- _TASK OBJECTIVE_
Scan the entries below and extract each line with the word "would" in it.

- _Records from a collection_
::::
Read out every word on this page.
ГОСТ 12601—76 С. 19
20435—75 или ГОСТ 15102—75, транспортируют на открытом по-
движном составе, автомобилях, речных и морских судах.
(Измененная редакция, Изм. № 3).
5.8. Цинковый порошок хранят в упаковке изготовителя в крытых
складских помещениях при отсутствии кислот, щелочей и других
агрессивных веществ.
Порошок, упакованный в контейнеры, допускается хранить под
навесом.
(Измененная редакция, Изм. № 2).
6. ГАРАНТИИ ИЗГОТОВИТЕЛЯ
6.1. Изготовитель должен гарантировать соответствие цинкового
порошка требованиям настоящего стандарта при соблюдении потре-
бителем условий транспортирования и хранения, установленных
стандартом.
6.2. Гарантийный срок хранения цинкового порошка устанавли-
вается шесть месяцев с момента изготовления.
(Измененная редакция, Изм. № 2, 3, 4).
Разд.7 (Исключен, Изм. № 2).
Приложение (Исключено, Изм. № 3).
::::
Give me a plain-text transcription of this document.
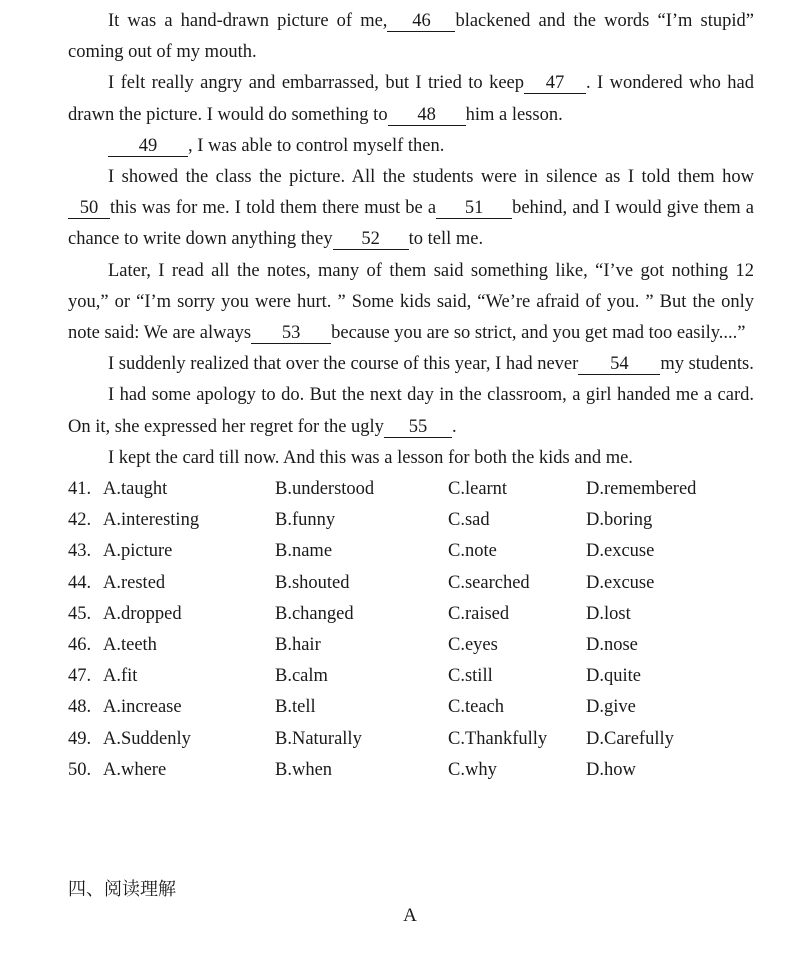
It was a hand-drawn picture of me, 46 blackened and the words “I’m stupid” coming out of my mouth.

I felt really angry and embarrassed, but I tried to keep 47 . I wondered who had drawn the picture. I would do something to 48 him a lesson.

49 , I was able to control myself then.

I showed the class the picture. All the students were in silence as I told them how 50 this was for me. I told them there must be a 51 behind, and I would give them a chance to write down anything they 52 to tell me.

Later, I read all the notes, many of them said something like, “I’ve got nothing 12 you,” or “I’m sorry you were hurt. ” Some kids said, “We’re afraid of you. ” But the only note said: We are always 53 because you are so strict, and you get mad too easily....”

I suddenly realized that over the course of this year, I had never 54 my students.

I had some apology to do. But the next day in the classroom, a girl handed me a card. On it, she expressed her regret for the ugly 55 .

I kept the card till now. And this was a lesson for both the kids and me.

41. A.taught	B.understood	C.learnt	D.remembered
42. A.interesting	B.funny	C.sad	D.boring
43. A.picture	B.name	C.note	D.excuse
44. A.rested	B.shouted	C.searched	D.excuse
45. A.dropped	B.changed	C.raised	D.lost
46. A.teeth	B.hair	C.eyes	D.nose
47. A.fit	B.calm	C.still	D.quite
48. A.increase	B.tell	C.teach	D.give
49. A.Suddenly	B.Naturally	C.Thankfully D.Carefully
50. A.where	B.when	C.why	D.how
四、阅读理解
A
::::
- _CORRECT RESULT_
I felt really angry and embarrassed, but I tried to keep 47 . I wondered who had drawn the picture. I would do something to 48 him a lesson.
I showed the class the picture. All the students were in silence as I told them how 50 this was for me. I told them there must be a 51 behind, and I would give them a chance to write down anything they 52 to tell me.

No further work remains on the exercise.